_Source records_
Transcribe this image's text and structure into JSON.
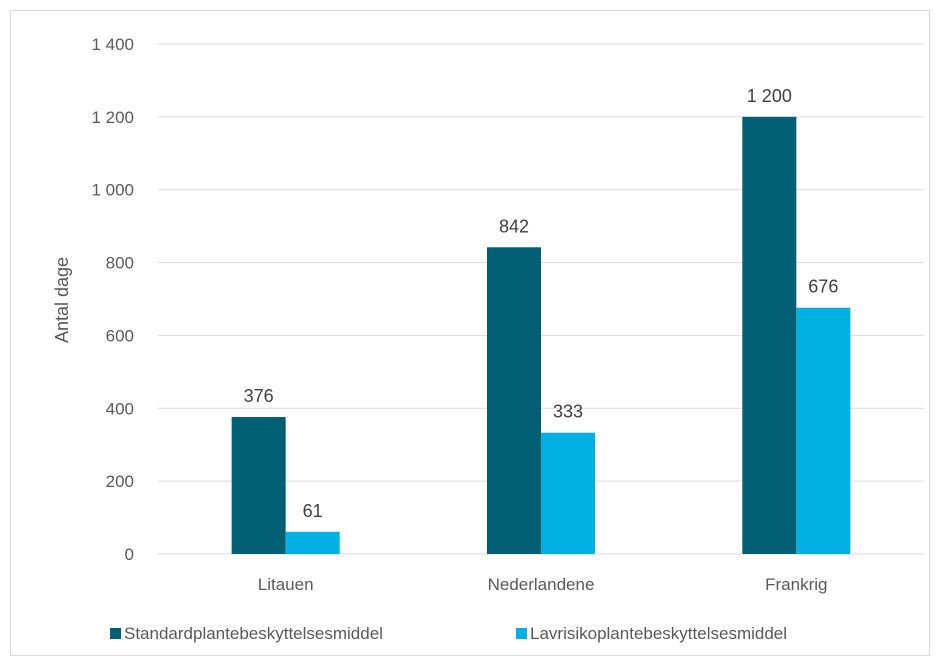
{
  "chart_data": {
    "type": "bar",
    "categories": [
      "Litauen",
      "Nederlandene",
      "Frankrig"
    ],
    "series": [
      {
        "name": "Standardplantebeskyttelsesmiddel",
        "values": [
          376,
          842,
          1200
        ],
        "labels": [
          "376",
          "842",
          "1 200"
        ],
        "color": "#005f73"
      },
      {
        "name": "Lavrisikoplantebeskyttelsesmiddel",
        "values": [
          61,
          333,
          676
        ],
        "labels": [
          "61",
          "333",
          "676"
        ],
        "color": "#00b0e0"
      }
    ],
    "ylabel": "Antal dage",
    "xlabel": "",
    "ylim": [
      0,
      1400
    ],
    "yticks": [
      0,
      200,
      400,
      600,
      800,
      1000,
      1200,
      1400
    ],
    "ytick_labels": [
      "0",
      "200",
      "400",
      "600",
      "800",
      "1 000",
      "1 200",
      "1 400"
    ],
    "grid": true,
    "legend": "bottom"
  }
}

_Written request_
Copy the records exactly. Skip the pictures.

_Answer to this exercise_
Transcribe this image's text and structure into JSON.
{
  "chart_data": {
    "type": "bar",
    "categories": [
      "Litauen",
      "Nederlandene",
      "Frankrig"
    ],
    "series": [
      {
        "name": "Standardplantebeskyttelsesmiddel",
        "values": [
          376,
          842,
          1200
        ],
        "labels": [
          "376",
          "842",
          "1 200"
        ],
        "color": "#005f73"
      },
      {
        "name": "Lavrisikoplantebeskyttelsesmiddel",
        "values": [
          61,
          333,
          676
        ],
        "labels": [
          "61",
          "333",
          "676"
        ],
        "color": "#00b0e0"
      }
    ],
    "ylabel": "Antal dage",
    "xlabel": "",
    "ylim": [
      0,
      1400
    ],
    "yticks": [
      0,
      200,
      400,
      600,
      800,
      1000,
      1200,
      1400
    ],
    "ytick_labels": [
      "0",
      "200",
      "400",
      "600",
      "800",
      "1 000",
      "1 200",
      "1 400"
    ],
    "grid": true,
    "legend": "bottom"
  }
}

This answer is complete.